### Prompt
Return every record below exactly as written, omitting any pictures.

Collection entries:
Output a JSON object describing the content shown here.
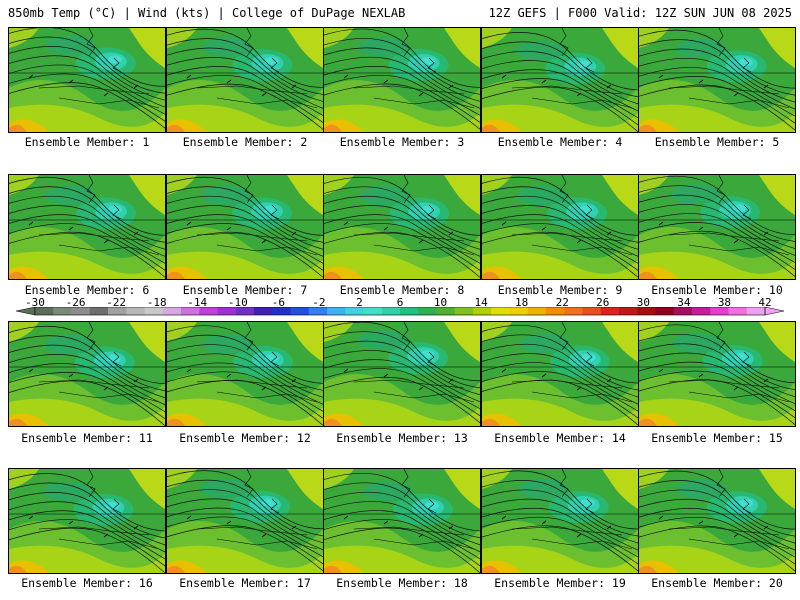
{
  "header": {
    "left": "850mb Temp (°C) | Wind (kts) | College of DuPage NEXLAB",
    "right": "12Z GEFS | F000 Valid: 12Z SUN JUN 08 2025"
  },
  "panels": [
    {
      "caption": "Ensemble Member: 1"
    },
    {
      "caption": "Ensemble Member: 2"
    },
    {
      "caption": "Ensemble Member: 3"
    },
    {
      "caption": "Ensemble Member: 4"
    },
    {
      "caption": "Ensemble Member: 5"
    },
    {
      "caption": "Ensemble Member: 6"
    },
    {
      "caption": "Ensemble Member: 7"
    },
    {
      "caption": "Ensemble Member: 8"
    },
    {
      "caption": "Ensemble Member: 9"
    },
    {
      "caption": "Ensemble Member: 10"
    },
    {
      "caption": "Ensemble Member: 11"
    },
    {
      "caption": "Ensemble Member: 12"
    },
    {
      "caption": "Ensemble Member: 13"
    },
    {
      "caption": "Ensemble Member: 14"
    },
    {
      "caption": "Ensemble Member: 15"
    },
    {
      "caption": "Ensemble Member: 16"
    },
    {
      "caption": "Ensemble Member: 17"
    },
    {
      "caption": "Ensemble Member: 18"
    },
    {
      "caption": "Ensemble Member: 19"
    },
    {
      "caption": "Ensemble Member: 20"
    }
  ],
  "colorbar": {
    "labels": [
      "-30",
      "-26",
      "-22",
      "-18",
      "-14",
      "-10",
      "-6",
      "-2",
      "2",
      "6",
      "10",
      "14",
      "18",
      "22",
      "26",
      "30",
      "34",
      "38",
      "42"
    ],
    "colors": [
      "#5a6e5a",
      "#7a8a7a",
      "#8c8c8c",
      "#6e6e6e",
      "#a0a0a0",
      "#b8b8b8",
      "#c8c8c8",
      "#d6a8e0",
      "#d070e0",
      "#c040d8",
      "#a030d0",
      "#7030c0",
      "#4020b0",
      "#2030c8",
      "#2050e0",
      "#3080f0",
      "#40b0f0",
      "#40d0e0",
      "#40e0c8",
      "#30d0a8",
      "#20c080",
      "#30b050",
      "#50b030",
      "#80c020",
      "#b0d000",
      "#e0e000",
      "#f0d000",
      "#f0b000",
      "#f09000",
      "#f07020",
      "#e85020",
      "#e02020",
      "#c01818",
      "#a01010",
      "#900020",
      "#a01060",
      "#c020a0",
      "#e040d0",
      "#f070e0",
      "#f0a0f0"
    ]
  }
}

### Exercise response
Output a JSON object describing the content shown here.
{
  "header": {
    "left": "850mb Temp (°C) | Wind (kts) | College of DuPage NEXLAB",
    "right": "12Z GEFS | F000 Valid: 12Z SUN JUN 08 2025"
  },
  "panels": [
    {
      "caption": "Ensemble Member: 1"
    },
    {
      "caption": "Ensemble Member: 2"
    },
    {
      "caption": "Ensemble Member: 3"
    },
    {
      "caption": "Ensemble Member: 4"
    },
    {
      "caption": "Ensemble Member: 5"
    },
    {
      "caption": "Ensemble Member: 6"
    },
    {
      "caption": "Ensemble Member: 7"
    },
    {
      "caption": "Ensemble Member: 8"
    },
    {
      "caption": "Ensemble Member: 9"
    },
    {
      "caption": "Ensemble Member: 10"
    },
    {
      "caption": "Ensemble Member: 11"
    },
    {
      "caption": "Ensemble Member: 12"
    },
    {
      "caption": "Ensemble Member: 13"
    },
    {
      "caption": "Ensemble Member: 14"
    },
    {
      "caption": "Ensemble Member: 15"
    },
    {
      "caption": "Ensemble Member: 16"
    },
    {
      "caption": "Ensemble Member: 17"
    },
    {
      "caption": "Ensemble Member: 18"
    },
    {
      "caption": "Ensemble Member: 19"
    },
    {
      "caption": "Ensemble Member: 20"
    }
  ],
  "colorbar": {
    "labels": [
      "-30",
      "-26",
      "-22",
      "-18",
      "-14",
      "-10",
      "-6",
      "-2",
      "2",
      "6",
      "10",
      "14",
      "18",
      "22",
      "26",
      "30",
      "34",
      "38",
      "42"
    ],
    "colors": [
      "#5a6e5a",
      "#7a8a7a",
      "#8c8c8c",
      "#6e6e6e",
      "#a0a0a0",
      "#b8b8b8",
      "#c8c8c8",
      "#d6a8e0",
      "#d070e0",
      "#c040d8",
      "#a030d0",
      "#7030c0",
      "#4020b0",
      "#2030c8",
      "#2050e0",
      "#3080f0",
      "#40b0f0",
      "#40d0e0",
      "#40e0c8",
      "#30d0a8",
      "#20c080",
      "#30b050",
      "#50b030",
      "#80c020",
      "#b0d000",
      "#e0e000",
      "#f0d000",
      "#f0b000",
      "#f09000",
      "#f07020",
      "#e85020",
      "#e02020",
      "#c01818",
      "#a01010",
      "#900020",
      "#a01060",
      "#c020a0",
      "#e040d0",
      "#f070e0",
      "#f0a0f0"
    ]
  }
}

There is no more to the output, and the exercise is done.